Records excerpted from a collection
=-=-=-=-=
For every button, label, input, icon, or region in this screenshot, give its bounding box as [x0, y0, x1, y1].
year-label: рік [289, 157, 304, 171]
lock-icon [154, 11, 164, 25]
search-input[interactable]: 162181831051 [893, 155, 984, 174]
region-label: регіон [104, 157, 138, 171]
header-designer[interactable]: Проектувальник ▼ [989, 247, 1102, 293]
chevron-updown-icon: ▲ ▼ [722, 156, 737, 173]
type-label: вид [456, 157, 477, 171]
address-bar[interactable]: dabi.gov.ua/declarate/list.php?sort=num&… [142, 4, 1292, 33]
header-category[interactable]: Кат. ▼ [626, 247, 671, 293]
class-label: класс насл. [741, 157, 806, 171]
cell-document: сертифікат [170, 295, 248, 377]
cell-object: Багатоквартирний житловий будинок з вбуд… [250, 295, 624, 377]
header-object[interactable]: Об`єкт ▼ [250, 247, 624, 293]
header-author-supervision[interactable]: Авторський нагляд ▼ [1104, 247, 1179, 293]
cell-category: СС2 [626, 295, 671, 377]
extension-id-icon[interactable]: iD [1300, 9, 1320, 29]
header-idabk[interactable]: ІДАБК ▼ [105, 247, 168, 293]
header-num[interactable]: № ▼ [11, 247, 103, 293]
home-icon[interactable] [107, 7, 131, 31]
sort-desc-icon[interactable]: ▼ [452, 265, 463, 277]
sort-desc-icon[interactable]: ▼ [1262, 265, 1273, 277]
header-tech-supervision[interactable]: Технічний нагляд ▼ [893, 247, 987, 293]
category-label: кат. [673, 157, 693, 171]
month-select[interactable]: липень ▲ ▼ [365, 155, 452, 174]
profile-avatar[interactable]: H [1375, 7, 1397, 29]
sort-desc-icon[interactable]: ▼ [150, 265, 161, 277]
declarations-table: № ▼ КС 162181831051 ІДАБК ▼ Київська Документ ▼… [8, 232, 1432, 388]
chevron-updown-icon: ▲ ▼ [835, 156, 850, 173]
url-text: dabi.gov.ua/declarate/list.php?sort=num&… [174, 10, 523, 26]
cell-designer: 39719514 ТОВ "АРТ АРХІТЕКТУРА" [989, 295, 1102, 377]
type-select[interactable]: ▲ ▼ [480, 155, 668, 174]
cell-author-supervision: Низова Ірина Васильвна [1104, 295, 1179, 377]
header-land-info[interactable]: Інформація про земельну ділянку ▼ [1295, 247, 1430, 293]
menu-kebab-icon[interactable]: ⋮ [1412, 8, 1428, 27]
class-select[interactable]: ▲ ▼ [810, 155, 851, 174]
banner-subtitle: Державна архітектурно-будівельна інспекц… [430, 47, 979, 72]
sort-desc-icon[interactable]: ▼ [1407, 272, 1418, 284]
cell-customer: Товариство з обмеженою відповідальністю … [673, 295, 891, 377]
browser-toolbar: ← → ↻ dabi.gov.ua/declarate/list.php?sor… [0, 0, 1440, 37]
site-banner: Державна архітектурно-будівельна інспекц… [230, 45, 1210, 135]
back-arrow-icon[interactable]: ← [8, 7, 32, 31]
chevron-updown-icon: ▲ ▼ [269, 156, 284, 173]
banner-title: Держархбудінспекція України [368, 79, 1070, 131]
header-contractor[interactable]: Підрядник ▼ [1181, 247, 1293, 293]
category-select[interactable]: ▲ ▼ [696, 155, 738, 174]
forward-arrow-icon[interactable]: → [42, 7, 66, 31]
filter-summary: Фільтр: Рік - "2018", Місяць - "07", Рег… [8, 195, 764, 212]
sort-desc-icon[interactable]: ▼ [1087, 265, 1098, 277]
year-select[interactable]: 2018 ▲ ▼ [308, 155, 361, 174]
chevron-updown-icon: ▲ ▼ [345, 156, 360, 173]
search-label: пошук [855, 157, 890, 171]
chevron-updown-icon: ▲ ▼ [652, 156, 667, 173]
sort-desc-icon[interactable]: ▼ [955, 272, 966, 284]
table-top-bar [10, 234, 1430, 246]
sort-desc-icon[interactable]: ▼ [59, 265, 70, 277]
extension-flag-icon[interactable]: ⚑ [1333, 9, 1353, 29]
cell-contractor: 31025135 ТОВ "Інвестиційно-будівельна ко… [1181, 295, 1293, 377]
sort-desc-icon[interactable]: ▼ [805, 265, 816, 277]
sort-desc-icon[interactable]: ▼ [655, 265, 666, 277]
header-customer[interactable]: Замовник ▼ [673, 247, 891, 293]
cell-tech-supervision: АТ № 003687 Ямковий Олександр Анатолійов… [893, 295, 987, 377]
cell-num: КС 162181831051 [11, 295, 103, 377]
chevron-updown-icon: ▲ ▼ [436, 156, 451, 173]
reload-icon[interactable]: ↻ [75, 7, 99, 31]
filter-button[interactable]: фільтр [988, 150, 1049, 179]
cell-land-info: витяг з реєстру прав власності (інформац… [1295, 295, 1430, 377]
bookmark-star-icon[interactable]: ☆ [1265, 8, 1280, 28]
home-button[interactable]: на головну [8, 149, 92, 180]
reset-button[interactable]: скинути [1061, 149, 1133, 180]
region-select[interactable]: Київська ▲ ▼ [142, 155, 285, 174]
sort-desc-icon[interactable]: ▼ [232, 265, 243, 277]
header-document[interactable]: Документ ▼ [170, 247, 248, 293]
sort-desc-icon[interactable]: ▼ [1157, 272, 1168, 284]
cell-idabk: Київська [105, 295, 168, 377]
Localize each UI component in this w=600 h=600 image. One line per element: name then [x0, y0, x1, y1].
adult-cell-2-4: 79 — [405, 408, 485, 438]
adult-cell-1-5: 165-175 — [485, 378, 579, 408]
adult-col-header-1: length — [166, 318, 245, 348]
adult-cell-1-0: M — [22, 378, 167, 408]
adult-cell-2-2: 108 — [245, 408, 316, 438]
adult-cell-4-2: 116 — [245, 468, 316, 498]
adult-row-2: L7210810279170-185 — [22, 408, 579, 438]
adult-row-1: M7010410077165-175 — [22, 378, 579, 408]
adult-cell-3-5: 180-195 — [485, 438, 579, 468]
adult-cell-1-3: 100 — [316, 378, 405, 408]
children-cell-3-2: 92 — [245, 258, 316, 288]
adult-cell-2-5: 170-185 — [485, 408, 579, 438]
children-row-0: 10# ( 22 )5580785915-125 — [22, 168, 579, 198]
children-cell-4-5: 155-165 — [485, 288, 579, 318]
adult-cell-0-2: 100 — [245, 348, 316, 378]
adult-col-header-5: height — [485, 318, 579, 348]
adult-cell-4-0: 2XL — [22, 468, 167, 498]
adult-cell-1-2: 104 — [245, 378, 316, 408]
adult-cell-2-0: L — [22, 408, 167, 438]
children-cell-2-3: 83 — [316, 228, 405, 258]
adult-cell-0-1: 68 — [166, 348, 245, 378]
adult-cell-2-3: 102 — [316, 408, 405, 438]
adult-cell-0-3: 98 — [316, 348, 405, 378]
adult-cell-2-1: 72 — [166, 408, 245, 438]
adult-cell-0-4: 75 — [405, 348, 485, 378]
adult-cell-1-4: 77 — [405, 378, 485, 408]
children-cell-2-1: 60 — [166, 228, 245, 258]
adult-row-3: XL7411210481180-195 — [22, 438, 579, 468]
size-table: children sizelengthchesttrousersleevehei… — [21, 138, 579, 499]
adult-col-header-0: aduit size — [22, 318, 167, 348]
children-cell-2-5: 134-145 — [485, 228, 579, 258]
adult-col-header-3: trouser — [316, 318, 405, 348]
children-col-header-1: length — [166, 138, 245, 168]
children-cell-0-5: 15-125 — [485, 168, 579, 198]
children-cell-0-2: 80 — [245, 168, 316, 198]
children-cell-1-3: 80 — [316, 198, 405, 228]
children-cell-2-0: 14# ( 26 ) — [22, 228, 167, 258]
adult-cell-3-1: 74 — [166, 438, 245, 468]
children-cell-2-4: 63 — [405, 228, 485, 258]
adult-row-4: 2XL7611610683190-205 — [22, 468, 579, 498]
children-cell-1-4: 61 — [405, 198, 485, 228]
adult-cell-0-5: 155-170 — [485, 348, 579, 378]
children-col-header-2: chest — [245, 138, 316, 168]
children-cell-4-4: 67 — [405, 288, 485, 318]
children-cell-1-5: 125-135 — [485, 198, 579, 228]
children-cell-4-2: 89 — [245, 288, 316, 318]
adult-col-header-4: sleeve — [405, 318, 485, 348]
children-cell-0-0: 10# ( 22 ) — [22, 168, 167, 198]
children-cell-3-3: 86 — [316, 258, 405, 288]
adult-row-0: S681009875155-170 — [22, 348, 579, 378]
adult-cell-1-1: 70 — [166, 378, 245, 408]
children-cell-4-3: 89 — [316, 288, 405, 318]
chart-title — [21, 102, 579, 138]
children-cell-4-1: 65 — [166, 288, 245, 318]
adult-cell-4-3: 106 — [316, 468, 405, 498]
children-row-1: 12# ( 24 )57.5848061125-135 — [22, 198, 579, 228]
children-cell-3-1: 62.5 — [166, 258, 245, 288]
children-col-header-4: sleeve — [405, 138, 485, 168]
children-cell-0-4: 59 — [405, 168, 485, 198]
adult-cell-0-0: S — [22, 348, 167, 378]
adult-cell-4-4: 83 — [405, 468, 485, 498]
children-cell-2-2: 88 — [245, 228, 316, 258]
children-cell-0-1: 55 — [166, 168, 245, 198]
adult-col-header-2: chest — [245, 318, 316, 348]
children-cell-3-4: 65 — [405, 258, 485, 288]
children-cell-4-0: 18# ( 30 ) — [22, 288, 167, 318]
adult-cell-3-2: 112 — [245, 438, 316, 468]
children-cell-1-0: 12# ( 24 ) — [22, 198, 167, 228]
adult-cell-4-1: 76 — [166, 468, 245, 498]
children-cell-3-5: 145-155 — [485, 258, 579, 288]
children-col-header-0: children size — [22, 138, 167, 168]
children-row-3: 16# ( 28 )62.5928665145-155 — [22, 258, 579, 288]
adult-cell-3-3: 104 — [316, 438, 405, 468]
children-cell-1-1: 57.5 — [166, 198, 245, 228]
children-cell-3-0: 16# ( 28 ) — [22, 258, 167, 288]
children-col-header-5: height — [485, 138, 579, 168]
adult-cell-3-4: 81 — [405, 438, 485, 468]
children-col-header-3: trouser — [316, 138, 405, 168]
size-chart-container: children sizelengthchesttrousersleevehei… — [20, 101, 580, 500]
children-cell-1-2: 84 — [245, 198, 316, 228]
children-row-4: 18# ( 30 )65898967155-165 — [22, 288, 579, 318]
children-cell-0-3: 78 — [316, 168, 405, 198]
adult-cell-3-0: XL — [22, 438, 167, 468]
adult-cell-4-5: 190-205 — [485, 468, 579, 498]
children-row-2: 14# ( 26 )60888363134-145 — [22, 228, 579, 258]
=-=-=-=-=
Return the listing verbatim from its first line through the line containing "cell-designer: 39719514 ТОВ", including that line.

The response:
For every button, label, input, icon, or region in this screenshot, give its bounding box as [x0, y0, x1, y1].
year-label: рік [289, 157, 304, 171]
lock-icon [154, 11, 164, 25]
search-input[interactable]: 162181831051 [893, 155, 984, 174]
region-label: регіон [104, 157, 138, 171]
header-designer[interactable]: Проектувальник ▼ [989, 247, 1102, 293]
chevron-updown-icon: ▲ ▼ [722, 156, 737, 173]
type-label: вид [456, 157, 477, 171]
address-bar[interactable]: dabi.gov.ua/declarate/list.php?sort=num&… [142, 4, 1292, 33]
header-category[interactable]: Кат. ▼ [626, 247, 671, 293]
class-label: класс насл. [741, 157, 806, 171]
cell-document: сертифікат [170, 295, 248, 377]
cell-object: Багатоквартирний житловий будинок з вбуд… [250, 295, 624, 377]
header-object[interactable]: Об`єкт ▼ [250, 247, 624, 293]
header-author-supervision[interactable]: Авторський нагляд ▼ [1104, 247, 1179, 293]
cell-category: СС2 [626, 295, 671, 377]
extension-id-icon[interactable]: iD [1300, 9, 1320, 29]
header-idabk[interactable]: ІДАБК ▼ [105, 247, 168, 293]
header-num[interactable]: № ▼ [11, 247, 103, 293]
home-icon[interactable] [107, 7, 131, 31]
sort-desc-icon[interactable]: ▼ [452, 265, 463, 277]
sort-desc-icon[interactable]: ▼ [1262, 265, 1273, 277]
header-tech-supervision[interactable]: Технічний нагляд ▼ [893, 247, 987, 293]
category-label: кат. [673, 157, 693, 171]
month-select[interactable]: липень ▲ ▼ [365, 155, 452, 174]
profile-avatar[interactable]: H [1375, 7, 1397, 29]
sort-desc-icon[interactable]: ▼ [150, 265, 161, 277]
declarations-table: № ▼ КС 162181831051 ІДАБК ▼ Київська Документ ▼… [8, 232, 1432, 388]
chevron-updown-icon: ▲ ▼ [835, 156, 850, 173]
url-text: dabi.gov.ua/declarate/list.php?sort=num&… [174, 10, 523, 26]
cell-designer: 39719514 ТОВ "АРТ АРХІТЕКТУРА" [989, 295, 1102, 377]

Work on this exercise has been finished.